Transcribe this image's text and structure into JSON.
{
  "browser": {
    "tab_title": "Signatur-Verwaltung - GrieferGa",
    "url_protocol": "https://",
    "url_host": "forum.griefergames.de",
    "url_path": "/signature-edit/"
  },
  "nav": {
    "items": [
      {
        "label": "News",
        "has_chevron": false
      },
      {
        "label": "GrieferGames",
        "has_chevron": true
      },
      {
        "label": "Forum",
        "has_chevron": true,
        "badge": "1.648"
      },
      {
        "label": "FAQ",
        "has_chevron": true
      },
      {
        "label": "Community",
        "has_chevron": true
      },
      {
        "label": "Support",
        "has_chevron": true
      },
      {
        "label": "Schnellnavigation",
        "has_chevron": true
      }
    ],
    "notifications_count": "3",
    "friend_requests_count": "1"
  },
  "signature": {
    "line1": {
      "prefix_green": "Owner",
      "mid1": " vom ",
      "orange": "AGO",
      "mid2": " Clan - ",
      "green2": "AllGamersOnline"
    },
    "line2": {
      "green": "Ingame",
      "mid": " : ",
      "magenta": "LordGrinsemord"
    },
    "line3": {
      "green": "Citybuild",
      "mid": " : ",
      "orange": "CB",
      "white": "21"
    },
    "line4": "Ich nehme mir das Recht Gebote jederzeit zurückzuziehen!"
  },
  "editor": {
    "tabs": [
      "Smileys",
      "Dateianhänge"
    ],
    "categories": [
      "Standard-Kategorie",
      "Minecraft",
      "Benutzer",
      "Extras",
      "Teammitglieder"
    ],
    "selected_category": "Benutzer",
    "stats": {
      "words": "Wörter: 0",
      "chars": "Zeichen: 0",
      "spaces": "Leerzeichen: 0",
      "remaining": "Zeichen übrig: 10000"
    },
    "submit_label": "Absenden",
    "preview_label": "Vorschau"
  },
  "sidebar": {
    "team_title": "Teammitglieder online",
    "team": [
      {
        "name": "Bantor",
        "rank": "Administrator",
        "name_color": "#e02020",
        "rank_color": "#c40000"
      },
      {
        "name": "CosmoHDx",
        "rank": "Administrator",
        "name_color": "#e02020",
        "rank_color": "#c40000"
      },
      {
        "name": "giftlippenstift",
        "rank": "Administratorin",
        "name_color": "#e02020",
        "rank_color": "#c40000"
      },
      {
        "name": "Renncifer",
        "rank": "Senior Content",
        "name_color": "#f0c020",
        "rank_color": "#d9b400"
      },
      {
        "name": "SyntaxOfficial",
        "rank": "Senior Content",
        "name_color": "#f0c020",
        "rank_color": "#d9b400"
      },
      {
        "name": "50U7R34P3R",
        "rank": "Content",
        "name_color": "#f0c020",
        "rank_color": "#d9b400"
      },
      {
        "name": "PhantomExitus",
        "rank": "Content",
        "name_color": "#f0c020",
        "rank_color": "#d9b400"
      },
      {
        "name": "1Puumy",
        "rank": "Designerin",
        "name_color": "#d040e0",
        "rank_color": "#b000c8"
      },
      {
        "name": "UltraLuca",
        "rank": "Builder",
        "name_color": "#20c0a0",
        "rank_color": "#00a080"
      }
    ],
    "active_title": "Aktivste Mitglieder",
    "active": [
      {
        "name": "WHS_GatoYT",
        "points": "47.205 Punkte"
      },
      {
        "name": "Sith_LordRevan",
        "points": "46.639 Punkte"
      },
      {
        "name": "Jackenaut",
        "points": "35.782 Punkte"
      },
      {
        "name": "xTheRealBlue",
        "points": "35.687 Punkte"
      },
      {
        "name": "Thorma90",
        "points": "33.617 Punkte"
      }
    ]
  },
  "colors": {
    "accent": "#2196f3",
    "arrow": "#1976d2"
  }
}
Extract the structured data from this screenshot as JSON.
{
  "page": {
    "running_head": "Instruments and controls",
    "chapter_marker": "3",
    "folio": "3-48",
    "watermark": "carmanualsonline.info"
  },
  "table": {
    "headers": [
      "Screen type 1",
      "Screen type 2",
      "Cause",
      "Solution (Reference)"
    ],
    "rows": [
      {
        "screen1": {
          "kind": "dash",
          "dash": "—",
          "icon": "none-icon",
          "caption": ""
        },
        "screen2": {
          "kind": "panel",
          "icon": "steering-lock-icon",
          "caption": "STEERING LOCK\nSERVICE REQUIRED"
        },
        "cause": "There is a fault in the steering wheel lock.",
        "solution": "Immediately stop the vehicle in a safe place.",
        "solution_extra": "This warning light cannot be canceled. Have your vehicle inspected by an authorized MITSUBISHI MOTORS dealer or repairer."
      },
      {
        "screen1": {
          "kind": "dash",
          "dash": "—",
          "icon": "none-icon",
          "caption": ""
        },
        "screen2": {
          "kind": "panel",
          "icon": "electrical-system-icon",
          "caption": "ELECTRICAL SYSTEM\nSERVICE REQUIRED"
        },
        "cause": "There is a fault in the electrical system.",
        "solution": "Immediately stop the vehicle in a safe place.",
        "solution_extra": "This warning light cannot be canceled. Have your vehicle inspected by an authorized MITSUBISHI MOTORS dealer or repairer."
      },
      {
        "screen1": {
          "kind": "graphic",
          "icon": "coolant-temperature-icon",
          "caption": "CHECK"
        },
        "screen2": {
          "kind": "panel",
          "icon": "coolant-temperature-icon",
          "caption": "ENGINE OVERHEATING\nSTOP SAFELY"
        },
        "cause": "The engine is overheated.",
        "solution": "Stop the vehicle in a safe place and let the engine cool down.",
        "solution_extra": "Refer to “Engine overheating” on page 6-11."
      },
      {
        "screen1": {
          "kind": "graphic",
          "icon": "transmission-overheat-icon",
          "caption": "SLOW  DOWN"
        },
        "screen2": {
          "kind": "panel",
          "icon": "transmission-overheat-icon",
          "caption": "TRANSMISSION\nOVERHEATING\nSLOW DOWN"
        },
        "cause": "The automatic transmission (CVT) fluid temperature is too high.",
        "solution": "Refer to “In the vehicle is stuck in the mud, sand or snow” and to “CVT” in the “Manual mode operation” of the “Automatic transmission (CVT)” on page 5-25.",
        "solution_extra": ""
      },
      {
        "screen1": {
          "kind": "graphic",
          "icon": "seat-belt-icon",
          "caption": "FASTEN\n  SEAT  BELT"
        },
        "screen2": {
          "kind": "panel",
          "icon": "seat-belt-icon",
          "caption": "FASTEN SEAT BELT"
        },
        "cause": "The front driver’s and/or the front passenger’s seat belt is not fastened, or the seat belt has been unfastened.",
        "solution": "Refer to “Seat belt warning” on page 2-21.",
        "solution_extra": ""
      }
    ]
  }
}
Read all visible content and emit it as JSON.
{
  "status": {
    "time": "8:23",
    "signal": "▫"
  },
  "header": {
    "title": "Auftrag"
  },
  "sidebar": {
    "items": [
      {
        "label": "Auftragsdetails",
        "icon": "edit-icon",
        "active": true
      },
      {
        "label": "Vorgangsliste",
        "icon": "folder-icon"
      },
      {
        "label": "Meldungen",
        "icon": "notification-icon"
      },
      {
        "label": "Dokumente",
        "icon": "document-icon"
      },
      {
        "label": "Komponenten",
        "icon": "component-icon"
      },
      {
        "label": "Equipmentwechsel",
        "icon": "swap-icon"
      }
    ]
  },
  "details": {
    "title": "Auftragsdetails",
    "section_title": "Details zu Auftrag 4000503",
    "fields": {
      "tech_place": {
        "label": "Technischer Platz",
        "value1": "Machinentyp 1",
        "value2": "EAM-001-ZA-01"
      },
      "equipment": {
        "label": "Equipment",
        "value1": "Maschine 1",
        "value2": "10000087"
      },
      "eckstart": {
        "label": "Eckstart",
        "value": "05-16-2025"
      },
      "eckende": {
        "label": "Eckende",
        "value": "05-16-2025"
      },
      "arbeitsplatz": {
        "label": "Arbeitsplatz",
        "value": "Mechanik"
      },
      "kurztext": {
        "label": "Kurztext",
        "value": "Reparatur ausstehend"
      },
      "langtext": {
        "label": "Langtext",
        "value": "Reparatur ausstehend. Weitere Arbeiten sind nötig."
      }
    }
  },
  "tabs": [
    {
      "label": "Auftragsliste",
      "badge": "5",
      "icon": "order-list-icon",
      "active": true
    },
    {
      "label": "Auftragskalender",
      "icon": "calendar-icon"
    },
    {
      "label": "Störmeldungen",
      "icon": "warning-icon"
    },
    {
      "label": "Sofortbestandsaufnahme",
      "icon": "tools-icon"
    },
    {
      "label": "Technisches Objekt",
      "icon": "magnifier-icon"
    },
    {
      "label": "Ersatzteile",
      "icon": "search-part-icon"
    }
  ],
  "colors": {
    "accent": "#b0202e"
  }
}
***
Pick out each line containing the string "Punkte" and copy it.

        "points": "47.205 Punkte"
        "points": "46.639 Punkte"
        "points": "35.782 Punkte"
        "points": "35.687 Punkte"
        "points": "33.617 Punkte"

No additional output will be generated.